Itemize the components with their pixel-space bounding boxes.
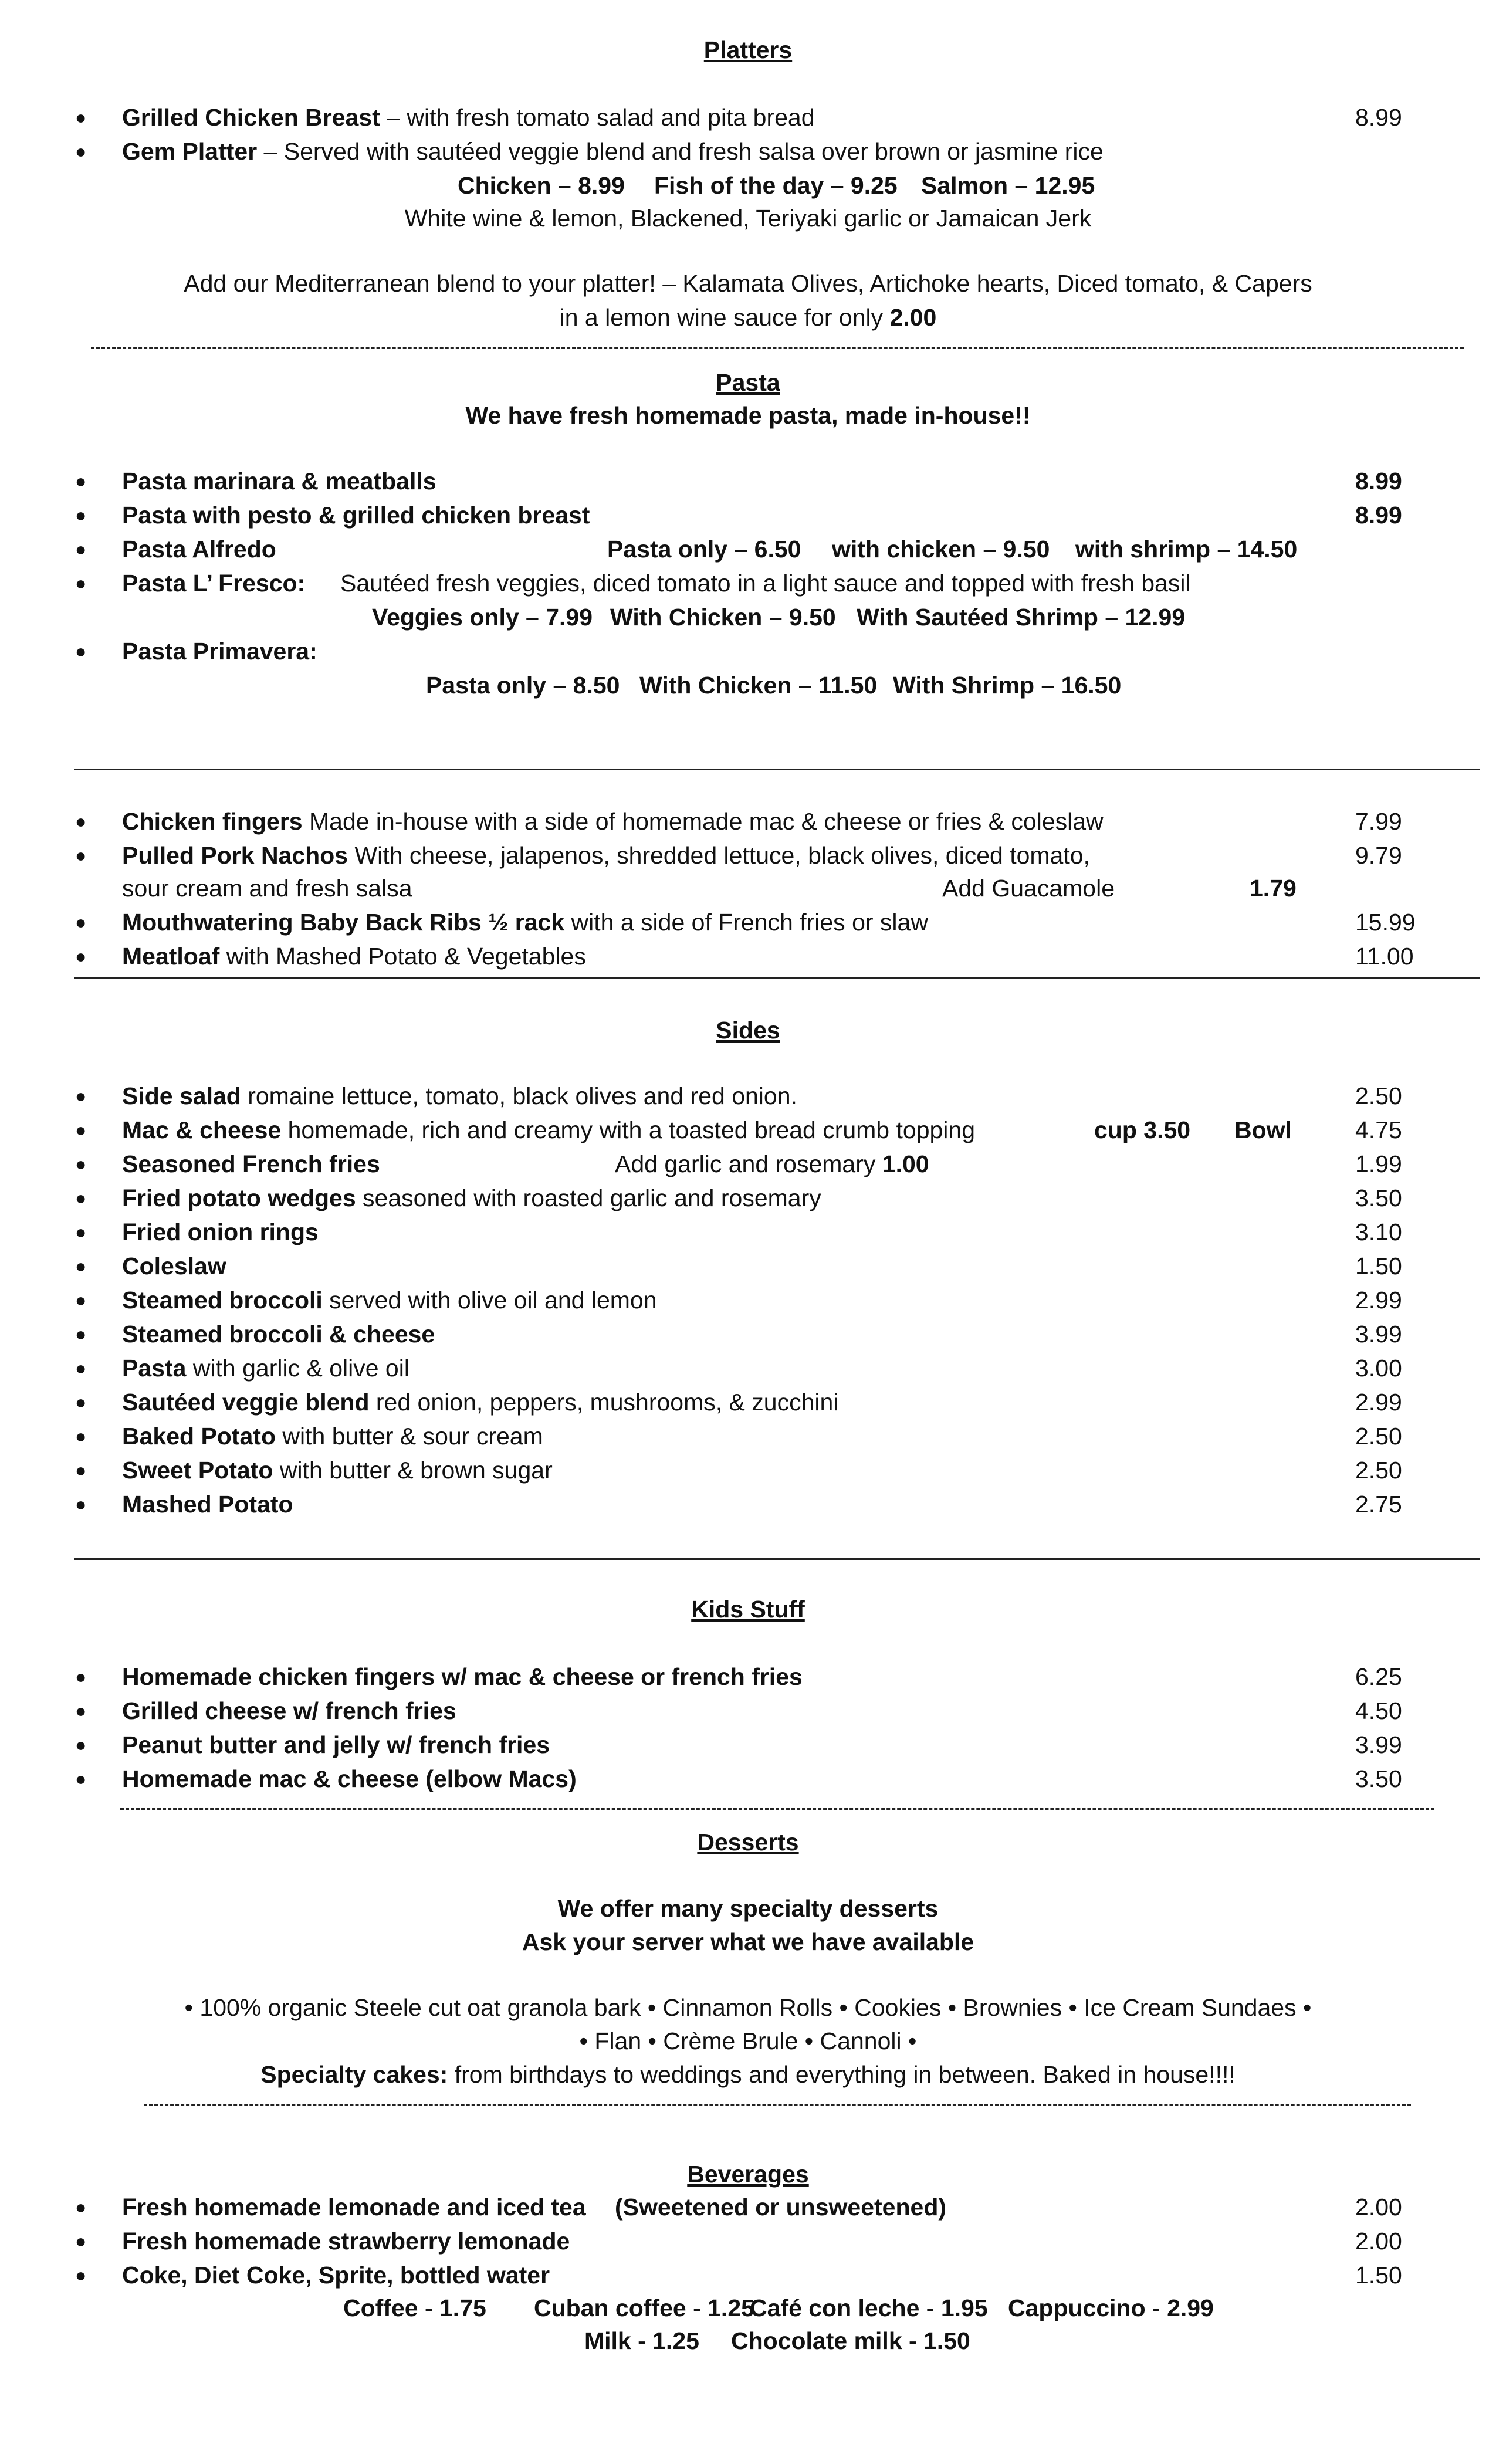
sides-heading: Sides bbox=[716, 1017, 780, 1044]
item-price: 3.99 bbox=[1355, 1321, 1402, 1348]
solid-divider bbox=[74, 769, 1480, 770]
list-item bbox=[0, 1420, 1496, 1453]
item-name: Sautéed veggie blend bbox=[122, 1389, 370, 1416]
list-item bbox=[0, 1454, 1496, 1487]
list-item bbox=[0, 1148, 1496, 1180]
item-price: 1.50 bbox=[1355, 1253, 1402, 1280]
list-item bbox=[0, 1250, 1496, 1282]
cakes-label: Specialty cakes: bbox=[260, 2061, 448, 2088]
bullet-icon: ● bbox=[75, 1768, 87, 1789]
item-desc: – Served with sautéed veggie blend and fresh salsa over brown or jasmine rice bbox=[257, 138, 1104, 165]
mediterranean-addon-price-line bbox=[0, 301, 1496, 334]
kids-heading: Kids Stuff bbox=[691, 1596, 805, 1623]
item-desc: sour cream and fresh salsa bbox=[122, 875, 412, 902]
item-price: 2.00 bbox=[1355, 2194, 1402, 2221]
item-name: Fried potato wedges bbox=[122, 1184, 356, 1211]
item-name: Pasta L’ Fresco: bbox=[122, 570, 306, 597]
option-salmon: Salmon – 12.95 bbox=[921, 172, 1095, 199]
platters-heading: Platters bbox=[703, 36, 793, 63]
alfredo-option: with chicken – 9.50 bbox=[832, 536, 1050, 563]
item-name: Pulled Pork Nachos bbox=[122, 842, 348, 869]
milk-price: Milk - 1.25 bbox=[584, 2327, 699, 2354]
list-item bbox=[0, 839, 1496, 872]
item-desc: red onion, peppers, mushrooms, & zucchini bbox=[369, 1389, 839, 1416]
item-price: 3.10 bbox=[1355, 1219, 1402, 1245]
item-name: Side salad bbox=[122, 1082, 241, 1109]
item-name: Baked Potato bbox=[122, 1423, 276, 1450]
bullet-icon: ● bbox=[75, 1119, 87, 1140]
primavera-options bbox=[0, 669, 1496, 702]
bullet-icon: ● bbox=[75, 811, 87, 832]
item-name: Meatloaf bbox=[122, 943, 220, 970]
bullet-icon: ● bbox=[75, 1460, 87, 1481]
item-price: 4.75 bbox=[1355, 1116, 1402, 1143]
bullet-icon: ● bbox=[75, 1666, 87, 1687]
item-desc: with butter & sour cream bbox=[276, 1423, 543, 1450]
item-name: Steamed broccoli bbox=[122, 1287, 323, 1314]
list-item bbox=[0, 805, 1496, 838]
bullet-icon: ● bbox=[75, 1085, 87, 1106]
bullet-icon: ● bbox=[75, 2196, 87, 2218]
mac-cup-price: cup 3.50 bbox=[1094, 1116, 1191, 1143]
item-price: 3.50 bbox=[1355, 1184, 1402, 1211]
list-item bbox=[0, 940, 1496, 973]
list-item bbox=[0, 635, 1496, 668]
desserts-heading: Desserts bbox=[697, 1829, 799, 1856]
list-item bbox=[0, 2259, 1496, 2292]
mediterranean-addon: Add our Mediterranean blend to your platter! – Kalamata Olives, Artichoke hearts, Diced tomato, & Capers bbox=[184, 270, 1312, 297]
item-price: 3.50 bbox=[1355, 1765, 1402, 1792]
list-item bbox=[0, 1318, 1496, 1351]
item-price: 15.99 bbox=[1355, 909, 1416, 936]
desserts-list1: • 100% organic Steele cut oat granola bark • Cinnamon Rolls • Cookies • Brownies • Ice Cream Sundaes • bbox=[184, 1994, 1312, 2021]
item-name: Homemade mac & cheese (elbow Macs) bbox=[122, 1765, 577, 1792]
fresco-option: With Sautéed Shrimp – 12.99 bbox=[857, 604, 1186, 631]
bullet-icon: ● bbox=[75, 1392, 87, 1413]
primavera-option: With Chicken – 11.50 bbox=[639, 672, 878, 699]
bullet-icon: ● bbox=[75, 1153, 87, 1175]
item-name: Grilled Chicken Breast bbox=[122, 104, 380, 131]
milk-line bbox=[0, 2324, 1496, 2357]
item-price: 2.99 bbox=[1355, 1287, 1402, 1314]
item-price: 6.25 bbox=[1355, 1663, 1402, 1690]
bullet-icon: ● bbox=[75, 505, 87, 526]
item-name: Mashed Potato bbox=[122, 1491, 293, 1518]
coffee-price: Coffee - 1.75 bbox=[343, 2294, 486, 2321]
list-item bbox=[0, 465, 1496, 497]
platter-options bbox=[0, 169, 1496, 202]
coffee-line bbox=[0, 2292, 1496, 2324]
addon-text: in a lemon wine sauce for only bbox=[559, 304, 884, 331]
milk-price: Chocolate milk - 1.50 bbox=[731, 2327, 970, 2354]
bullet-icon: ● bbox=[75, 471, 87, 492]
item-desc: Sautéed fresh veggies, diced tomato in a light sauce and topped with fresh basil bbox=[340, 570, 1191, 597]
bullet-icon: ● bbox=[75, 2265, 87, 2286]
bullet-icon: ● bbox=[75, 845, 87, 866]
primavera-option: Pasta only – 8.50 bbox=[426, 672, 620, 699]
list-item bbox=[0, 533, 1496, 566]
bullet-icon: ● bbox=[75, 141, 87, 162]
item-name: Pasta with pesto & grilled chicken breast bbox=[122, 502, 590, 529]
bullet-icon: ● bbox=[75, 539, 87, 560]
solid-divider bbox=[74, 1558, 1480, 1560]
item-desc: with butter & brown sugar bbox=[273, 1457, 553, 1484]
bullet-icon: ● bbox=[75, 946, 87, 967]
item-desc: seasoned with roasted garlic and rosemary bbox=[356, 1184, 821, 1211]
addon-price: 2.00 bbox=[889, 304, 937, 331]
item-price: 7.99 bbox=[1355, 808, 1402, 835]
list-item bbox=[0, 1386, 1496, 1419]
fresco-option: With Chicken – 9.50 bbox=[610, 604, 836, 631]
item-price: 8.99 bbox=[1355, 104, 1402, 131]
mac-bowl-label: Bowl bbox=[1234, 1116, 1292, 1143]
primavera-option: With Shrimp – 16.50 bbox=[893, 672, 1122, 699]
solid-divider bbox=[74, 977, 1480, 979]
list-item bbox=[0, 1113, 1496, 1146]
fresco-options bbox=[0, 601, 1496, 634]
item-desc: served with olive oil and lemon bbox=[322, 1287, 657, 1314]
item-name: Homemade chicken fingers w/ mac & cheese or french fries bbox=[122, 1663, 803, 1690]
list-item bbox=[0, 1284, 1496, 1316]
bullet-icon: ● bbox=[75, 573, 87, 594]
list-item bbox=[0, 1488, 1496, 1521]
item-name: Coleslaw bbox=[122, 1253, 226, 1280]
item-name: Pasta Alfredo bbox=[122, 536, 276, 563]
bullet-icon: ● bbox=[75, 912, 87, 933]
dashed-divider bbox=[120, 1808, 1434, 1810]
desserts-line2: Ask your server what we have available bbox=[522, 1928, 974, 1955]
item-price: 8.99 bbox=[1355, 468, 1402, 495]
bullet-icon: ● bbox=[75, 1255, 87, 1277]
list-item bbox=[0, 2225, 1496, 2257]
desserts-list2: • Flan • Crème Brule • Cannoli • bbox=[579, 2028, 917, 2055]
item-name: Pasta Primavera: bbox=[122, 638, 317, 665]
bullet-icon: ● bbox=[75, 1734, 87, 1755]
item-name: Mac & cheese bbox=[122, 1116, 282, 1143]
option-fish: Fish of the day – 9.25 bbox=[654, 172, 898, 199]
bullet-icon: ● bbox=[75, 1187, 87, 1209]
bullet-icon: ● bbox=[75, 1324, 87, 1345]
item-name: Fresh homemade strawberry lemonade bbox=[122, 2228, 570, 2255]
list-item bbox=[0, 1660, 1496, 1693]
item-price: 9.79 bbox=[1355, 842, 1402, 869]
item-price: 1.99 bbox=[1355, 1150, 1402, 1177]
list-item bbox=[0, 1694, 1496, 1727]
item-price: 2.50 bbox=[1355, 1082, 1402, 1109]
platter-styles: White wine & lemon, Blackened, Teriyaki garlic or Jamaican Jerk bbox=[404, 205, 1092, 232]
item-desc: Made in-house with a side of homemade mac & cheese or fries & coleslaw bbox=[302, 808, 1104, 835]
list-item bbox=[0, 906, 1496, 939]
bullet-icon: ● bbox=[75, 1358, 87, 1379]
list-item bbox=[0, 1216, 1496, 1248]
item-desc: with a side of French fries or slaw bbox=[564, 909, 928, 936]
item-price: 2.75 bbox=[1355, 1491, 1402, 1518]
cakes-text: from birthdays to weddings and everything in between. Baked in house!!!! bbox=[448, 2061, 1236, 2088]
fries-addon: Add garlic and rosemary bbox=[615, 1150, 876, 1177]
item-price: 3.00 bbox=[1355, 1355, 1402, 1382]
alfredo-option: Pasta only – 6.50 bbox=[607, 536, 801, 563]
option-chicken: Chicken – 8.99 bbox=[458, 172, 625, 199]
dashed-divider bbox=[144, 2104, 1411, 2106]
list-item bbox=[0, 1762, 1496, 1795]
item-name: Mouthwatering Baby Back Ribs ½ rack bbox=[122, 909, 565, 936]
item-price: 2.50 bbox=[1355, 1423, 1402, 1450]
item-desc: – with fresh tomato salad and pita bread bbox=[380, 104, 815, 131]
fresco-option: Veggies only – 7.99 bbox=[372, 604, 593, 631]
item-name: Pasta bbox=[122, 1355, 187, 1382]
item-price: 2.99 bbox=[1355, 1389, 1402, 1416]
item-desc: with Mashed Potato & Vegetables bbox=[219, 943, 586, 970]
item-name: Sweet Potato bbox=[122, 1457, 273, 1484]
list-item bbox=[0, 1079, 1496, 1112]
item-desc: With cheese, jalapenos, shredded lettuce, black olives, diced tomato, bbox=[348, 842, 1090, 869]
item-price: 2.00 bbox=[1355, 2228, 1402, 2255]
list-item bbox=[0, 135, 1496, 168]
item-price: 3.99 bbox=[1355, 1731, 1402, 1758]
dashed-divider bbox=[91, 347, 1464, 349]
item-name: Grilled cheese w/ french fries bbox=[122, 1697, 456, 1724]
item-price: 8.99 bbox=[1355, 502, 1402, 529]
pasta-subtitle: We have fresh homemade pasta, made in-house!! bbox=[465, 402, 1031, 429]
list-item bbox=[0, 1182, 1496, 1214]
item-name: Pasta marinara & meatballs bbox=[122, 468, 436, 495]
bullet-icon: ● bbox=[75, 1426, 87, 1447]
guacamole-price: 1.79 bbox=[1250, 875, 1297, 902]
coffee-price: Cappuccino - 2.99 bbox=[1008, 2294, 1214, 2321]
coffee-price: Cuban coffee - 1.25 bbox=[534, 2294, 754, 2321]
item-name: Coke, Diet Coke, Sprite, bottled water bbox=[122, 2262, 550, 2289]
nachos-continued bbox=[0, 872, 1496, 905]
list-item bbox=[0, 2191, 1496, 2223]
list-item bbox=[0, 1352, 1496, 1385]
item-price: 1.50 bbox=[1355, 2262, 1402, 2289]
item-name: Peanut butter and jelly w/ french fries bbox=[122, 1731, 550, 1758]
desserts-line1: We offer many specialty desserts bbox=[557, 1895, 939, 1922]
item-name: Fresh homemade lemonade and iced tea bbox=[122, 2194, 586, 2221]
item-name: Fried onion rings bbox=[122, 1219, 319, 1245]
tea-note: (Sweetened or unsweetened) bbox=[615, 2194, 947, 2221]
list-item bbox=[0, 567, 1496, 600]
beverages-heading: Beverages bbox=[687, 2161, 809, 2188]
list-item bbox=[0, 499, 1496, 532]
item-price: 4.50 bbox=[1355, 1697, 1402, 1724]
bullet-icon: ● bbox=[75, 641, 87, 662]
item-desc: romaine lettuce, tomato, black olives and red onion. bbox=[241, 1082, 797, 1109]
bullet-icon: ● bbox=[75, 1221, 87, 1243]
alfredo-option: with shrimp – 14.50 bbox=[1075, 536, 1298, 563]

+--

* [REQUIREMENTS]:
Copy out the lines between the one containing "sides-heading: Sides bbox=[716, 1017, 780, 1044]" and the one containing "bullet-icon: ● bbox=[75, 1768, 87, 1789]", inclusive, reproducing each without any change.

* [EXERCISE ANSWER]:
sides-heading: Sides bbox=[716, 1017, 780, 1044]
item-price: 3.99 bbox=[1355, 1321, 1402, 1348]
solid-divider bbox=[74, 769, 1480, 770]
list-item bbox=[0, 1420, 1496, 1453]
item-name: Sautéed veggie blend bbox=[122, 1389, 370, 1416]
list-item bbox=[0, 1454, 1496, 1487]
list-item bbox=[0, 1148, 1496, 1180]
item-price: 1.50 bbox=[1355, 1253, 1402, 1280]
list-item bbox=[0, 1250, 1496, 1282]
cakes-label: Specialty cakes: bbox=[260, 2061, 448, 2088]
bullet-icon: ● bbox=[75, 1768, 87, 1789]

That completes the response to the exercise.